» Problem details
What is the count of lines that hold the word "Publications"? Give only the number.

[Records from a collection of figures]
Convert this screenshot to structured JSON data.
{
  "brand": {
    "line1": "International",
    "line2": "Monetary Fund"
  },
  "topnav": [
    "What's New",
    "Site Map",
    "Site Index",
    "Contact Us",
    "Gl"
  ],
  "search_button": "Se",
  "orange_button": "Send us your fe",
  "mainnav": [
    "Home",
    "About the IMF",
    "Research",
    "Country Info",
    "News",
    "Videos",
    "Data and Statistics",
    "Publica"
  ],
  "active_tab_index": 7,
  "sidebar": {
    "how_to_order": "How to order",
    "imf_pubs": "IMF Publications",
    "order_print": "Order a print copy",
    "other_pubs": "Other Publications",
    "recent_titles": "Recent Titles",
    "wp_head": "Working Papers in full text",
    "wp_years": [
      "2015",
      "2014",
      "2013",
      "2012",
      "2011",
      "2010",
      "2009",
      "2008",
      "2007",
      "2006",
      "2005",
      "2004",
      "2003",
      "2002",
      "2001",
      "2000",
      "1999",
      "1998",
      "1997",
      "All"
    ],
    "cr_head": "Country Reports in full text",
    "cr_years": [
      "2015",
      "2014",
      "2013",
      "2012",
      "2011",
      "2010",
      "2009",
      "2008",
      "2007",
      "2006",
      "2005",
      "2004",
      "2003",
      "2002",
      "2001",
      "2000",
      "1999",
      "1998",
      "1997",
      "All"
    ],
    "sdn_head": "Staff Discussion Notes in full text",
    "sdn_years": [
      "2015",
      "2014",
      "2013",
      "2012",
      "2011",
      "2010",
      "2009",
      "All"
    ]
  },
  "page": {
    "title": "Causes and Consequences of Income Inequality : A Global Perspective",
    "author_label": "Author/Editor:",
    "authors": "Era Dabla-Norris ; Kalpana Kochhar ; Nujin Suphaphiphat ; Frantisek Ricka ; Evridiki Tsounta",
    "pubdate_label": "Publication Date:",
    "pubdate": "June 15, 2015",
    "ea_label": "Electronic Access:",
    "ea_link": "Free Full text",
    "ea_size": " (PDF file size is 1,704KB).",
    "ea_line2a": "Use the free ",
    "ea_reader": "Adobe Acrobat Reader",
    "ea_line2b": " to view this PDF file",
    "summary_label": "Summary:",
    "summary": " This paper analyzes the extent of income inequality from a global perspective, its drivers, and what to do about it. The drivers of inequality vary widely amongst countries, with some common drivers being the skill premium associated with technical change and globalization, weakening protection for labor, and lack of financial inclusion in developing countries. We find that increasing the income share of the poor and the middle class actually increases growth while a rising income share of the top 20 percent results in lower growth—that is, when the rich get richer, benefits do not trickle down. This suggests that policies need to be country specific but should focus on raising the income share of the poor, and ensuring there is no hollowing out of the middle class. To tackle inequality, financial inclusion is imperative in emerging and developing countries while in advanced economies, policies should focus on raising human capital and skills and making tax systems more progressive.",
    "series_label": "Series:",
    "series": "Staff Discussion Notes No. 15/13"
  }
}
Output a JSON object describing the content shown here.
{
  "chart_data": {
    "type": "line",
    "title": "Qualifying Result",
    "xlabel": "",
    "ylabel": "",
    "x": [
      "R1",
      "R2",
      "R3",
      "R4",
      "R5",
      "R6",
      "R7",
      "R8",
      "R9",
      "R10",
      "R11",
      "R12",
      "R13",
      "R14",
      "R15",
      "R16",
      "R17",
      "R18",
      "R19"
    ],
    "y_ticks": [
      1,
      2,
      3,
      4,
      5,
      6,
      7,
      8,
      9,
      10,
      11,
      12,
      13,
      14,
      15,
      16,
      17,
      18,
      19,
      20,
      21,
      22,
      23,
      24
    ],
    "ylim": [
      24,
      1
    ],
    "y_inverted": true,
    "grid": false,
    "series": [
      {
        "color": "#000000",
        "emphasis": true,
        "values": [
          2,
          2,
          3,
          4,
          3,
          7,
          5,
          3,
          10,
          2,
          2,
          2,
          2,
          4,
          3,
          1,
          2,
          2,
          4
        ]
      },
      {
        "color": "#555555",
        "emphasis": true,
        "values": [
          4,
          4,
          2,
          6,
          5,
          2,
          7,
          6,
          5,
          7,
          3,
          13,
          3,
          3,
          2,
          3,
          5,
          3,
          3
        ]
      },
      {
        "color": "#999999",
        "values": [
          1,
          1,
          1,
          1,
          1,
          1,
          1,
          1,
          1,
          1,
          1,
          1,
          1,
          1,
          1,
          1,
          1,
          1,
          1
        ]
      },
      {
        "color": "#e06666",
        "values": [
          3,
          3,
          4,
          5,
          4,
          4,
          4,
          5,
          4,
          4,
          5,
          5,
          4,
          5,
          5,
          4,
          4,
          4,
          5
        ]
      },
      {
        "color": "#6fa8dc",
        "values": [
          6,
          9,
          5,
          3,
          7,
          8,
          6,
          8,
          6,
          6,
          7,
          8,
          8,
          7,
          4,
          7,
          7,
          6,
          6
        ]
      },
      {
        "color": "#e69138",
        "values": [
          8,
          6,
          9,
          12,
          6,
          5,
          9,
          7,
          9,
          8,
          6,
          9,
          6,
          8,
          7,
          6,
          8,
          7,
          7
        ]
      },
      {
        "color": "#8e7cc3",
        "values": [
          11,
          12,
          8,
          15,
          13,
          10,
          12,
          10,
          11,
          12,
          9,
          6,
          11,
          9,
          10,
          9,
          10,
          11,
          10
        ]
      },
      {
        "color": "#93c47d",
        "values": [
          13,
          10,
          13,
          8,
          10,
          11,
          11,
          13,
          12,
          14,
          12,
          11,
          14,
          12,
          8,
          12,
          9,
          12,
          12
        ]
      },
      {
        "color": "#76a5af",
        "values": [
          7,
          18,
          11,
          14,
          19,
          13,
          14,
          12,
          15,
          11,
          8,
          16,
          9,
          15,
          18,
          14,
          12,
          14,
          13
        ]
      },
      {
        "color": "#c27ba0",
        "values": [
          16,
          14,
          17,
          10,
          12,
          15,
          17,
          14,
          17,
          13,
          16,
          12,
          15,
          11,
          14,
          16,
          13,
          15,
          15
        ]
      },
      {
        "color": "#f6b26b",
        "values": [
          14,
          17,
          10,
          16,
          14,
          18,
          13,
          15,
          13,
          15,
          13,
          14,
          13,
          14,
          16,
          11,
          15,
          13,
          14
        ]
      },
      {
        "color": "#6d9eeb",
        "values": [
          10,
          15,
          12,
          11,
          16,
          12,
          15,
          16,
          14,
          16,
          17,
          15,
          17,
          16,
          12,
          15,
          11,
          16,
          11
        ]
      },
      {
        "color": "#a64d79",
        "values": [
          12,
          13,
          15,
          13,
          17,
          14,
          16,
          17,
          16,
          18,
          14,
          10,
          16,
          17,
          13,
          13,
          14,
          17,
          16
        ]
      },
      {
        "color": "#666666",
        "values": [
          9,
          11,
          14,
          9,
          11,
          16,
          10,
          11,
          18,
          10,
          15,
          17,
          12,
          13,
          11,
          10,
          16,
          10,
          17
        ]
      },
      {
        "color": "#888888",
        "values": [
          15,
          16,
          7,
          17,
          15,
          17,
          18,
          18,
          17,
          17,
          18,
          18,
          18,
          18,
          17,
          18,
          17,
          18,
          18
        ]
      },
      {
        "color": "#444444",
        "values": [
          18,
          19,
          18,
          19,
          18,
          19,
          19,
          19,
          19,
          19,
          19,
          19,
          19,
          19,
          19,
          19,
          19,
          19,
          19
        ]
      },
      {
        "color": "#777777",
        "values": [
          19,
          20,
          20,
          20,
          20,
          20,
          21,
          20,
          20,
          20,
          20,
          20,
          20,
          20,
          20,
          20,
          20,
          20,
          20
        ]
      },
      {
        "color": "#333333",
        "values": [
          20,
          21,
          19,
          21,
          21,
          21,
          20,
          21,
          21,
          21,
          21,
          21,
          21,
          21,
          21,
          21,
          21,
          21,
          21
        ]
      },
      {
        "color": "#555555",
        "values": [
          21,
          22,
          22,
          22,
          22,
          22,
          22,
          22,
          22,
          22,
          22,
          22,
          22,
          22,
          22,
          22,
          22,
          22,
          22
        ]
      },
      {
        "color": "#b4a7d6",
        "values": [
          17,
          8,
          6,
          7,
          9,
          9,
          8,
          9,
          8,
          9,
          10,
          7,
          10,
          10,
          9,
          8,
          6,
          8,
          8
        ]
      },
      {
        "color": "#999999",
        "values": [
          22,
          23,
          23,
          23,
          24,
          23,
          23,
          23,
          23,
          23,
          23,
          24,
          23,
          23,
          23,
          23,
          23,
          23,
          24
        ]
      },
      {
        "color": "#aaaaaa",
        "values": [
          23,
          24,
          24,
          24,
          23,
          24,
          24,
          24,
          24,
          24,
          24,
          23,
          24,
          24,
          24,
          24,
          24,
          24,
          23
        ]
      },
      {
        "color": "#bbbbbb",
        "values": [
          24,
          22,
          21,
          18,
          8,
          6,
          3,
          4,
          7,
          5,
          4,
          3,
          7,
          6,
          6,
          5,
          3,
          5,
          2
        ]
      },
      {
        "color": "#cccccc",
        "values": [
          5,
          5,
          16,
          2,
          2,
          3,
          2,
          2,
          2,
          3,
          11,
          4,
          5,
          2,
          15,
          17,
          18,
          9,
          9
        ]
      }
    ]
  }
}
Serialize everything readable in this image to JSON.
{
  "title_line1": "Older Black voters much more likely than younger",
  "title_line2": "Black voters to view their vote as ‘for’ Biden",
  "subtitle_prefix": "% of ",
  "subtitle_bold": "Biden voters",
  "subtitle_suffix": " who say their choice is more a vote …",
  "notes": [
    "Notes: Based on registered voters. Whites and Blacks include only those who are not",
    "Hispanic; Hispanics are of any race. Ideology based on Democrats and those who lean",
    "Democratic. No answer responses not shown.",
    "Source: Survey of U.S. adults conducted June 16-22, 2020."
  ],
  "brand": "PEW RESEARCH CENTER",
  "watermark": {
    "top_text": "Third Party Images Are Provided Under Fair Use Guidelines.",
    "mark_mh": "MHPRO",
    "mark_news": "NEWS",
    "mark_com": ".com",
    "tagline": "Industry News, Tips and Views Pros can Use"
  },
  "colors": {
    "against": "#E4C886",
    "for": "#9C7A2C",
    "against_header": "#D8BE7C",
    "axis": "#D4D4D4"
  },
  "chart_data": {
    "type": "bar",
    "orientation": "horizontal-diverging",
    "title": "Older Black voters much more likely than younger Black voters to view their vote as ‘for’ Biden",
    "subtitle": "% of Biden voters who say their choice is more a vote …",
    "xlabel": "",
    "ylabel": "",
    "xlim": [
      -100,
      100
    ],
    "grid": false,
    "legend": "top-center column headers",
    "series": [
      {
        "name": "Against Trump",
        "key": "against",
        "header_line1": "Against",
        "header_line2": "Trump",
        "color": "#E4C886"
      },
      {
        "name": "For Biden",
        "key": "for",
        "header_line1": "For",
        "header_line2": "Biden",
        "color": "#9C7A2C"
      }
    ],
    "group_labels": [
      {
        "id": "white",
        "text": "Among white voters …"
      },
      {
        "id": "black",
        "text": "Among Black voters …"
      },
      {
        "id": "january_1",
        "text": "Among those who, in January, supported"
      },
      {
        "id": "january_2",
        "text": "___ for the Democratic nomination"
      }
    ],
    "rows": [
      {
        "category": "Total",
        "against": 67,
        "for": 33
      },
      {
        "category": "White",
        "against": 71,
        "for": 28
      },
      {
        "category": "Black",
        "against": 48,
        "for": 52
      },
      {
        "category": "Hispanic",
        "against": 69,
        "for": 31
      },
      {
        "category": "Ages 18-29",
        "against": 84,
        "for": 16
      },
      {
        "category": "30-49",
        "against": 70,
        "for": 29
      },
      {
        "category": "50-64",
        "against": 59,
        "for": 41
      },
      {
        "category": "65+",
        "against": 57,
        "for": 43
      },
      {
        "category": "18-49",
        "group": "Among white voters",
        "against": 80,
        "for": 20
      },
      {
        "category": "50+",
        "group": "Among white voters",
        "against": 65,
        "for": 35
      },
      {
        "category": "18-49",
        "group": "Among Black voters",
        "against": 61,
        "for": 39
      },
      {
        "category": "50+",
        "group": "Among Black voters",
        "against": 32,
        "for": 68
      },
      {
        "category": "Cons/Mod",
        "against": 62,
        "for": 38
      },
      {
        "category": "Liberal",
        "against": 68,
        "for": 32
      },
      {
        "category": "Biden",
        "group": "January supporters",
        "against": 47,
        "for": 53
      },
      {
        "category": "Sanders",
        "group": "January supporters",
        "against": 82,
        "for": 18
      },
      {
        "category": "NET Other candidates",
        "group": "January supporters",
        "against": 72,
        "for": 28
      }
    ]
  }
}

» Result below
2